- _PROBLEM DETAILS_: Every record should be written out exactly, with the pictures left out.
--- START ---
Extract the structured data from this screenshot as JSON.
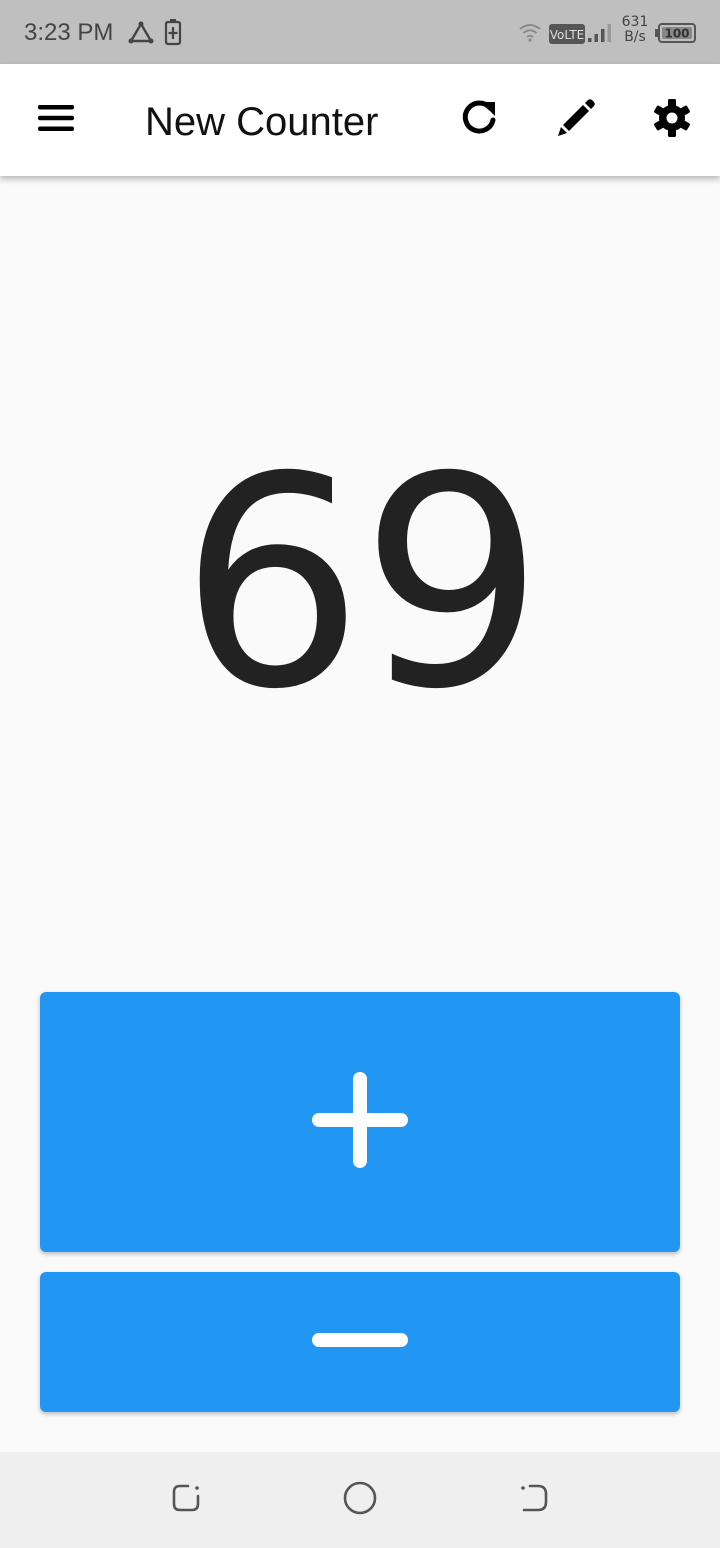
{
  "status_bar": {
    "time": "3:23 PM",
    "net_speed_value": "631",
    "net_speed_unit": "B/s",
    "volte_label": "VoLTE",
    "battery_level": "100",
    "icons": [
      "triangle-app-icon",
      "battery-charging-icon",
      "wifi-icon",
      "volte-icon",
      "signal-icon",
      "battery-icon"
    ]
  },
  "app_bar": {
    "title": "New Counter",
    "icons": [
      "menu-icon",
      "reset-icon",
      "edit-icon",
      "settings-icon"
    ]
  },
  "counter": {
    "value": "69"
  },
  "buttons": {
    "increment_icon": "plus-icon",
    "decrement_icon": "minus-icon"
  },
  "nav_bar": {
    "icons": [
      "recent-apps-icon",
      "home-icon",
      "back-icon"
    ]
  },
  "colors": {
    "status_bar_bg": "#bfbfbf",
    "app_bar_bg": "#ffffff",
    "background": "#fafafa",
    "button_blue": "#2196f3",
    "nav_bar_bg": "#efefef"
  }
}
--- END ---
- _EXERCISE OUTPUT_:
Extract the structured data from this screenshot as JSON.
{
  "status_bar": {
    "time": "3:23 PM",
    "net_speed_value": "631",
    "net_speed_unit": "B/s",
    "volte_label": "VoLTE",
    "battery_level": "100",
    "icons": [
      "triangle-app-icon",
      "battery-charging-icon",
      "wifi-icon",
      "volte-icon",
      "signal-icon",
      "battery-icon"
    ]
  },
  "app_bar": {
    "title": "New Counter",
    "icons": [
      "menu-icon",
      "reset-icon",
      "edit-icon",
      "settings-icon"
    ]
  },
  "counter": {
    "value": "69"
  },
  "buttons": {
    "increment_icon": "plus-icon",
    "decrement_icon": "minus-icon"
  },
  "nav_bar": {
    "icons": [
      "recent-apps-icon",
      "home-icon",
      "back-icon"
    ]
  },
  "colors": {
    "status_bar_bg": "#bfbfbf",
    "app_bar_bg": "#ffffff",
    "background": "#fafafa",
    "button_blue": "#2196f3",
    "nav_bar_bg": "#efefef"
  }
}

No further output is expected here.